### THE EXERCISE
Give the data a second time, exactly and in full.

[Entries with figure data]
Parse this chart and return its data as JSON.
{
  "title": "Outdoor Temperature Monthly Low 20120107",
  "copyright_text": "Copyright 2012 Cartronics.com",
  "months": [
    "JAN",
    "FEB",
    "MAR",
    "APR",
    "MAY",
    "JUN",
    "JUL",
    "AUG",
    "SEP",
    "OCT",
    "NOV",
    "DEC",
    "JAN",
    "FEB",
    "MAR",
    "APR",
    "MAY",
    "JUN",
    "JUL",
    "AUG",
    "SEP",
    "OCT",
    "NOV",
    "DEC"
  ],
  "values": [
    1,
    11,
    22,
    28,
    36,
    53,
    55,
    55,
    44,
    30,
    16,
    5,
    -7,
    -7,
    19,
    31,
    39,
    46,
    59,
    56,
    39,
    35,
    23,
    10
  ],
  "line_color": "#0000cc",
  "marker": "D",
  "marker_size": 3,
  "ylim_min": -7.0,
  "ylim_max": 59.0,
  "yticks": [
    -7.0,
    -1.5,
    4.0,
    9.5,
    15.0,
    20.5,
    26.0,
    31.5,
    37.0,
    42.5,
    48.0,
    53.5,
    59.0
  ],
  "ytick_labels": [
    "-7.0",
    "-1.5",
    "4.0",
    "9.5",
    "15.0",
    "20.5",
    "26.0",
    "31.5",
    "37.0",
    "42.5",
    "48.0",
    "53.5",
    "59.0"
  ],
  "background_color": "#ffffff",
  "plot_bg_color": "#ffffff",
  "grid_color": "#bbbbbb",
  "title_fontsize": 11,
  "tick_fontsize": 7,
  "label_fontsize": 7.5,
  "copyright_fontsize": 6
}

### RESULT OF THE EXERCISE
Parse this chart and return its data as JSON.
{
  "title": "Outdoor Temperature Monthly Low 20120107",
  "copyright_text": "Copyright 2012 Cartronics.com",
  "months": [
    "JAN",
    "FEB",
    "MAR",
    "APR",
    "MAY",
    "JUN",
    "JUL",
    "AUG",
    "SEP",
    "OCT",
    "NOV",
    "DEC",
    "JAN",
    "FEB",
    "MAR",
    "APR",
    "MAY",
    "JUN",
    "JUL",
    "AUG",
    "SEP",
    "OCT",
    "NOV",
    "DEC"
  ],
  "values": [
    1,
    11,
    22,
    28,
    36,
    53,
    55,
    55,
    44,
    30,
    16,
    5,
    -7,
    -7,
    19,
    31,
    39,
    46,
    59,
    56,
    39,
    35,
    23,
    10
  ],
  "line_color": "#0000cc",
  "marker": "D",
  "marker_size": 3,
  "ylim_min": -7.0,
  "ylim_max": 59.0,
  "yticks": [
    -7.0,
    -1.5,
    4.0,
    9.5,
    15.0,
    20.5,
    26.0,
    31.5,
    37.0,
    42.5,
    48.0,
    53.5,
    59.0
  ],
  "ytick_labels": [
    "-7.0",
    "-1.5",
    "4.0",
    "9.5",
    "15.0",
    "20.5",
    "26.0",
    "31.5",
    "37.0",
    "42.5",
    "48.0",
    "53.5",
    "59.0"
  ],
  "background_color": "#ffffff",
  "plot_bg_color": "#ffffff",
  "grid_color": "#bbbbbb",
  "title_fontsize": 11,
  "tick_fontsize": 7,
  "label_fontsize": 7.5,
  "copyright_fontsize": 6
}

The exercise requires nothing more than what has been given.